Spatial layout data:
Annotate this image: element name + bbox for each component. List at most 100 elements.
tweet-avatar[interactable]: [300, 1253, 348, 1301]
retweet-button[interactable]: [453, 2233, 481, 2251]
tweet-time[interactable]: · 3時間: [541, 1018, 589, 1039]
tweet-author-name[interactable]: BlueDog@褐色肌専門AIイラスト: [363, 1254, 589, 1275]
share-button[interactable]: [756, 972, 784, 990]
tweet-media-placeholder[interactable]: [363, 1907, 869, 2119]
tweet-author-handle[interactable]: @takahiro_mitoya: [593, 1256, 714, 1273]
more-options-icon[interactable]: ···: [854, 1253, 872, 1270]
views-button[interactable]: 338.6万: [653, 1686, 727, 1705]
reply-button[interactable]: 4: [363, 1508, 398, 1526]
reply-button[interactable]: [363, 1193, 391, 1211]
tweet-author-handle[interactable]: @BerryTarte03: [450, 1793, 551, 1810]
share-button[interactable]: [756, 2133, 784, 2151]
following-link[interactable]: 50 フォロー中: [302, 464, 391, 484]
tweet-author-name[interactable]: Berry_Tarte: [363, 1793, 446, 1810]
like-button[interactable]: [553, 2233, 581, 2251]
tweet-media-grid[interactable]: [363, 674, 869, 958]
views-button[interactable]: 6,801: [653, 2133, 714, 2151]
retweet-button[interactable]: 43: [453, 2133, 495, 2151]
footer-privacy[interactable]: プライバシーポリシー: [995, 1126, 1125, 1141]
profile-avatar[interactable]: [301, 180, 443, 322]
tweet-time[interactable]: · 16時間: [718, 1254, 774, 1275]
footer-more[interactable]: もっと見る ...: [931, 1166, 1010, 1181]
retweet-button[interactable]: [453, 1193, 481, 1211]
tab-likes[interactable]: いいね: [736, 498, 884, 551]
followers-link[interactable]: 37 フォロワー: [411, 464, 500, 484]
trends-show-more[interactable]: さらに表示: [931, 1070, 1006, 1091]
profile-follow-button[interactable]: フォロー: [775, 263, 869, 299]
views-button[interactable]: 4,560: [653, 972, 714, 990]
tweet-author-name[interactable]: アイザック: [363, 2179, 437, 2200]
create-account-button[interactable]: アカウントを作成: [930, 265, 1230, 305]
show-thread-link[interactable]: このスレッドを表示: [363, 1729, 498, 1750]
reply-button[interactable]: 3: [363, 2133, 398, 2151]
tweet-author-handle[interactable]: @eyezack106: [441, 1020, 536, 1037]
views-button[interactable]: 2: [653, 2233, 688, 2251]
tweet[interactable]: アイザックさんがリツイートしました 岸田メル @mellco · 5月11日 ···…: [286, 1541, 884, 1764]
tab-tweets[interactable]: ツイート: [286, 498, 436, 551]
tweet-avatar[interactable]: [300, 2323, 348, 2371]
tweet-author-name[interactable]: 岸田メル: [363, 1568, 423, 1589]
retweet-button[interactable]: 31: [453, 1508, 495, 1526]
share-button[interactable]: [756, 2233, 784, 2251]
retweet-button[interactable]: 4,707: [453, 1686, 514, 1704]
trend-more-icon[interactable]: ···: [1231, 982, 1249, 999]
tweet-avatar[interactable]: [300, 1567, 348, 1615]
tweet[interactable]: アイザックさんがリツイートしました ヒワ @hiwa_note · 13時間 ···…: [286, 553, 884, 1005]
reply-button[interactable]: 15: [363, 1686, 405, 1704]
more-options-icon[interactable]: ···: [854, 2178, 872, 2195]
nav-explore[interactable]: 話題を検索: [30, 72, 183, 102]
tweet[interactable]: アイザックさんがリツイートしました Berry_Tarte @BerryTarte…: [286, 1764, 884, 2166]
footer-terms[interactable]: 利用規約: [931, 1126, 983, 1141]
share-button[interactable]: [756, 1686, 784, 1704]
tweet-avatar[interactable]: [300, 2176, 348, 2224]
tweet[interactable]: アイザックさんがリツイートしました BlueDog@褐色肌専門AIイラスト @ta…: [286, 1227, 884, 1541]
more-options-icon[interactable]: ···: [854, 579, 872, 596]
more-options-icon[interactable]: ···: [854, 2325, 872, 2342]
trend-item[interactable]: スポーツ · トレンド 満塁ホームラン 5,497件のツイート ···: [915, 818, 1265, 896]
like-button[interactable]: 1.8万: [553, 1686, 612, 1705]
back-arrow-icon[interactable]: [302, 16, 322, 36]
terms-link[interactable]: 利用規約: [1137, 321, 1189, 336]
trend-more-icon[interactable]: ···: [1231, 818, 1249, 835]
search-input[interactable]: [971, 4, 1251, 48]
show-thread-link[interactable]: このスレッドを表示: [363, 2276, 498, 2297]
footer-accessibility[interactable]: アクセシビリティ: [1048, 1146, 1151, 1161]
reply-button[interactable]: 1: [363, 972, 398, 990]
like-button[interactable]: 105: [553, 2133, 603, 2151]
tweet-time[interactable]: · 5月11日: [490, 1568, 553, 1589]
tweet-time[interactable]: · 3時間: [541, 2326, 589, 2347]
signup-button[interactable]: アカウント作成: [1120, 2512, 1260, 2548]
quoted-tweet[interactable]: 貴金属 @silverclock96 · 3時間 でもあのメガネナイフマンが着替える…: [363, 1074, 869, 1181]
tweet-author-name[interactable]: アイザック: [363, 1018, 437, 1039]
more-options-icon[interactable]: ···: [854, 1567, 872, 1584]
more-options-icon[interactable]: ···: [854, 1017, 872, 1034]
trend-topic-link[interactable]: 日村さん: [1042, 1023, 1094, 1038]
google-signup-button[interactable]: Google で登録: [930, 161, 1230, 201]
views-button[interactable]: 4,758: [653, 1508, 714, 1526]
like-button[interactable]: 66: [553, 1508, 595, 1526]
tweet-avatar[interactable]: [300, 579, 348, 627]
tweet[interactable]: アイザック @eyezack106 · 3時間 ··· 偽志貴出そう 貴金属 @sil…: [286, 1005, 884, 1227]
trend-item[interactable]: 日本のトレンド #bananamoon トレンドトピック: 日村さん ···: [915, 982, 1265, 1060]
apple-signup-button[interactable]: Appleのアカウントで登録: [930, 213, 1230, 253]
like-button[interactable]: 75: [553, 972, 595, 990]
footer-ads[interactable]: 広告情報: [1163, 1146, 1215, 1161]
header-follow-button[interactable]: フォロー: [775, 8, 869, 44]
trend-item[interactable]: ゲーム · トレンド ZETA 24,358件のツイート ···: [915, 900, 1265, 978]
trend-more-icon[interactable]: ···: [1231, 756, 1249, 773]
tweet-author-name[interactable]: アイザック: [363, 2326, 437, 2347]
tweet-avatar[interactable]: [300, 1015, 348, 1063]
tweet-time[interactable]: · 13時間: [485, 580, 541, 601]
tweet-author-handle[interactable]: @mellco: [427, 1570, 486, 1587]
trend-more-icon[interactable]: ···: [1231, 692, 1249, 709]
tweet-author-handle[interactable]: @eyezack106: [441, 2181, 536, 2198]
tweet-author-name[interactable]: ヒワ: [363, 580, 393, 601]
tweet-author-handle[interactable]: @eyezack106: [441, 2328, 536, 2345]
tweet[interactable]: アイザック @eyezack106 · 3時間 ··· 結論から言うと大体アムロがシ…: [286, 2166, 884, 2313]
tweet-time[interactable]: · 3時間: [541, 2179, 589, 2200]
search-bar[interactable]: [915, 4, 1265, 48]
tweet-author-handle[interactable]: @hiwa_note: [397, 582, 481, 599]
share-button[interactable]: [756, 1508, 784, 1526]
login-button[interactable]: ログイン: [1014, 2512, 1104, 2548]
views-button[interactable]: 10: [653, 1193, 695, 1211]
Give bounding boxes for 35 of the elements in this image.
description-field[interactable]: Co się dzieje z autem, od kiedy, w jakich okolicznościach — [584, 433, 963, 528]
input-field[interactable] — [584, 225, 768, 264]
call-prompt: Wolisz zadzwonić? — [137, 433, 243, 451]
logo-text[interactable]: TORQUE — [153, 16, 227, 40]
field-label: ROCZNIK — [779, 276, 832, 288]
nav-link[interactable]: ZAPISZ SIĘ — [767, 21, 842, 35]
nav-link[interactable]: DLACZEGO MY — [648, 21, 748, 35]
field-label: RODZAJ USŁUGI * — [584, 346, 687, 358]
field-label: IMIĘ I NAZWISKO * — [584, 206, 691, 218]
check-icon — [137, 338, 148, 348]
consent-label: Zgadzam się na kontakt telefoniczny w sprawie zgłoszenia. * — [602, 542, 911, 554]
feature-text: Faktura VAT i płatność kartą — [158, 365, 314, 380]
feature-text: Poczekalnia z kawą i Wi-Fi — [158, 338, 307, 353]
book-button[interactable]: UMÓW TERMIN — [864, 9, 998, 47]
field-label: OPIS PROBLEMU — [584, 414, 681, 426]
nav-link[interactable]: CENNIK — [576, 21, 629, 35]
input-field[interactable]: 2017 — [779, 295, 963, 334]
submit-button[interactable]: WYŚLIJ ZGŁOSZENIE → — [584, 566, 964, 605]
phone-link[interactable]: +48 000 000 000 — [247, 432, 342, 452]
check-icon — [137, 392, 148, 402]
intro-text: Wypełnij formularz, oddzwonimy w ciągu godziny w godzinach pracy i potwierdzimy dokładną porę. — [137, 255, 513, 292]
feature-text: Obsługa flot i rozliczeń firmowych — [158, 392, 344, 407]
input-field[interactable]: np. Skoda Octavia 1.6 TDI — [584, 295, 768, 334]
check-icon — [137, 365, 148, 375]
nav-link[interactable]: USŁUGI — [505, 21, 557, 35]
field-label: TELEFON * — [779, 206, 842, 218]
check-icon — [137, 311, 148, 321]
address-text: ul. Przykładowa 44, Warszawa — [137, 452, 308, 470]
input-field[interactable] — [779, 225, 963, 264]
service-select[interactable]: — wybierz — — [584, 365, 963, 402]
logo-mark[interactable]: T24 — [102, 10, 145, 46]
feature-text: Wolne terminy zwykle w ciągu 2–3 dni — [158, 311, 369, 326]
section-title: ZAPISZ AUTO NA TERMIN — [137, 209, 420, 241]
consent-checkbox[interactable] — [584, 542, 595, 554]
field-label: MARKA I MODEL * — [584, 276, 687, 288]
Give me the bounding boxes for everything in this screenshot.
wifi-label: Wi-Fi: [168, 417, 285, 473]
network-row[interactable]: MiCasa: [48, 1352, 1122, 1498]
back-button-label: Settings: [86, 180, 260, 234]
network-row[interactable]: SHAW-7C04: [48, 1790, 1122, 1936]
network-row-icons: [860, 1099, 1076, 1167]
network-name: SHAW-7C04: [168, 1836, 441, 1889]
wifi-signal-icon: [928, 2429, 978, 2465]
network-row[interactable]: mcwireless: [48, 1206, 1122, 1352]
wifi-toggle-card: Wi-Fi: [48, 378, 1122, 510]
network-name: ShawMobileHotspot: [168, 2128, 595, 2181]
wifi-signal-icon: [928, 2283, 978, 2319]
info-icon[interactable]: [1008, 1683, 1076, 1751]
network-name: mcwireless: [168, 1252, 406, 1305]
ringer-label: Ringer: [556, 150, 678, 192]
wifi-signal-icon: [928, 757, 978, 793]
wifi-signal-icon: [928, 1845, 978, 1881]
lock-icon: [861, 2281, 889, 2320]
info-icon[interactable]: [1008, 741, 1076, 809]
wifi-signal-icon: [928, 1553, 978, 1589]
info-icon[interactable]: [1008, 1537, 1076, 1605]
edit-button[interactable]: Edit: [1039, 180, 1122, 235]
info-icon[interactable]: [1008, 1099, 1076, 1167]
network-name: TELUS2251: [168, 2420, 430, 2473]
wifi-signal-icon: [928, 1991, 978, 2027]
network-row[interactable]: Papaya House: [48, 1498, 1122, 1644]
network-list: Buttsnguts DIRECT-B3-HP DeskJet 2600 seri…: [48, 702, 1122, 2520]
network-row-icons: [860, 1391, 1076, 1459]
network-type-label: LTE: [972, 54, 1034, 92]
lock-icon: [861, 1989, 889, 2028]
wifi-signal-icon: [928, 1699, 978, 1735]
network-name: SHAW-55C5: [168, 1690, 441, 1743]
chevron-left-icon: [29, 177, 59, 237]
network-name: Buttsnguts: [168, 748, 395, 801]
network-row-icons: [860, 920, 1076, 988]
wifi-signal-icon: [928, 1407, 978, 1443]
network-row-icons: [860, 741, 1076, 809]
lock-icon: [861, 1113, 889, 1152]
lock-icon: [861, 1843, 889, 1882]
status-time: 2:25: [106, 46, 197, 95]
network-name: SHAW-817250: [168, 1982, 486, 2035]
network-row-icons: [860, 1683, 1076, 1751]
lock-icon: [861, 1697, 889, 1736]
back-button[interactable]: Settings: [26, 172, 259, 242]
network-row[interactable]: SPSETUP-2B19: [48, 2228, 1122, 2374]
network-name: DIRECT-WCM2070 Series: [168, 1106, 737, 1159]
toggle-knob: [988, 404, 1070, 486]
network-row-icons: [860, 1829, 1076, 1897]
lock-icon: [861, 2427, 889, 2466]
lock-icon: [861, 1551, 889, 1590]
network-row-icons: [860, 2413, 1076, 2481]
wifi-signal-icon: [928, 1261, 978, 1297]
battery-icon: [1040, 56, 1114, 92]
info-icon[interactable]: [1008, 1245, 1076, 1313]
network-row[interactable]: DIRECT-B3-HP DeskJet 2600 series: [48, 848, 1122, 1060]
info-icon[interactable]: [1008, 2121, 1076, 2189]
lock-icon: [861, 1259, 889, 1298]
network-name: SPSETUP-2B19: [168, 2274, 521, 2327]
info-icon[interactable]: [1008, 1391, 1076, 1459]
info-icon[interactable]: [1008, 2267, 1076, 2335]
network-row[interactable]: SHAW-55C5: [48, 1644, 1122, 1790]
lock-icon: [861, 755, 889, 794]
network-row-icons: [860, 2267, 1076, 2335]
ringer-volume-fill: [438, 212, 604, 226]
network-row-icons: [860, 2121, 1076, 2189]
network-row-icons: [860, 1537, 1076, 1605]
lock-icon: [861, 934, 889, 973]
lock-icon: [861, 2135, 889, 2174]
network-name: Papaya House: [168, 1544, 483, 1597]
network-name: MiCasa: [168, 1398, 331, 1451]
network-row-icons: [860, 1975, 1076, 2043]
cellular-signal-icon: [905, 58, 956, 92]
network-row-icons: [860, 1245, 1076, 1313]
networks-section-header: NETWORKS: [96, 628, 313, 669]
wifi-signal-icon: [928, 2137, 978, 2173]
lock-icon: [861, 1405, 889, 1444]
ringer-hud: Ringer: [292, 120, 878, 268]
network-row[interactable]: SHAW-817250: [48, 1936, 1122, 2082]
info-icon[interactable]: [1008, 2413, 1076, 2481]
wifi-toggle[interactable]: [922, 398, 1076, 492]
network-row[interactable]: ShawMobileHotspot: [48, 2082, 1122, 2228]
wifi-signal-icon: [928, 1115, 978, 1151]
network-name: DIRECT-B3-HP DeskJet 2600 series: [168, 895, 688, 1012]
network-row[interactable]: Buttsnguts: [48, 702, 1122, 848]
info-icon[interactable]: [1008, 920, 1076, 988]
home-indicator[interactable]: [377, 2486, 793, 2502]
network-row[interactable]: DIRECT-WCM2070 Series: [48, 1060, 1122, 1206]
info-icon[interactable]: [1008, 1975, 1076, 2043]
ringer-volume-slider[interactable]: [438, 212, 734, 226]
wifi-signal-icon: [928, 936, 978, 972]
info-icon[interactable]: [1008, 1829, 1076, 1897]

> **Goal**
Can you reproduce word for word every line from the start of the records through the line holding "views-button[interactable]: 4,560: [653, 972, 714, 990]", inclusive?

> **Solution**
Annotate this image: element name + bbox for each component. List at most 100 elements.
tweet-avatar[interactable]: [300, 1253, 348, 1301]
retweet-button[interactable]: [453, 2233, 481, 2251]
tweet-time[interactable]: · 3時間: [541, 1018, 589, 1039]
tweet-author-name[interactable]: BlueDog@褐色肌専門AIイラスト: [363, 1254, 589, 1275]
share-button[interactable]: [756, 972, 784, 990]
tweet-media-placeholder[interactable]: [363, 1907, 869, 2119]
tweet-author-handle[interactable]: @takahiro_mitoya: [593, 1256, 714, 1273]
more-options-icon[interactable]: ···: [854, 1253, 872, 1270]
views-button[interactable]: 338.6万: [653, 1686, 727, 1705]
reply-button[interactable]: 4: [363, 1508, 398, 1526]
reply-button[interactable]: [363, 1193, 391, 1211]
tweet-author-handle[interactable]: @BerryTarte03: [450, 1793, 551, 1810]
share-button[interactable]: [756, 2133, 784, 2151]
following-link[interactable]: 50 フォロー中: [302, 464, 391, 484]
tweet-author-name[interactable]: Berry_Tarte: [363, 1793, 446, 1810]
like-button[interactable]: [553, 2233, 581, 2251]
tweet-media-grid[interactable]: [363, 674, 869, 958]
views-button[interactable]: 6,801: [653, 2133, 714, 2151]
retweet-button[interactable]: 43: [453, 2133, 495, 2151]
footer-privacy[interactable]: プライバシーポリシー: [995, 1126, 1125, 1141]
profile-avatar[interactable]: [301, 180, 443, 322]
tweet-time[interactable]: · 16時間: [718, 1254, 774, 1275]
footer-more[interactable]: もっと見る ...: [931, 1166, 1010, 1181]
retweet-button[interactable]: [453, 1193, 481, 1211]
tab-likes[interactable]: いいね: [736, 498, 884, 551]
followers-link[interactable]: 37 フォロワー: [411, 464, 500, 484]
trends-show-more[interactable]: さらに表示: [931, 1070, 1006, 1091]
profile-follow-button[interactable]: フォロー: [775, 263, 869, 299]
views-button[interactable]: 4,560: [653, 972, 714, 990]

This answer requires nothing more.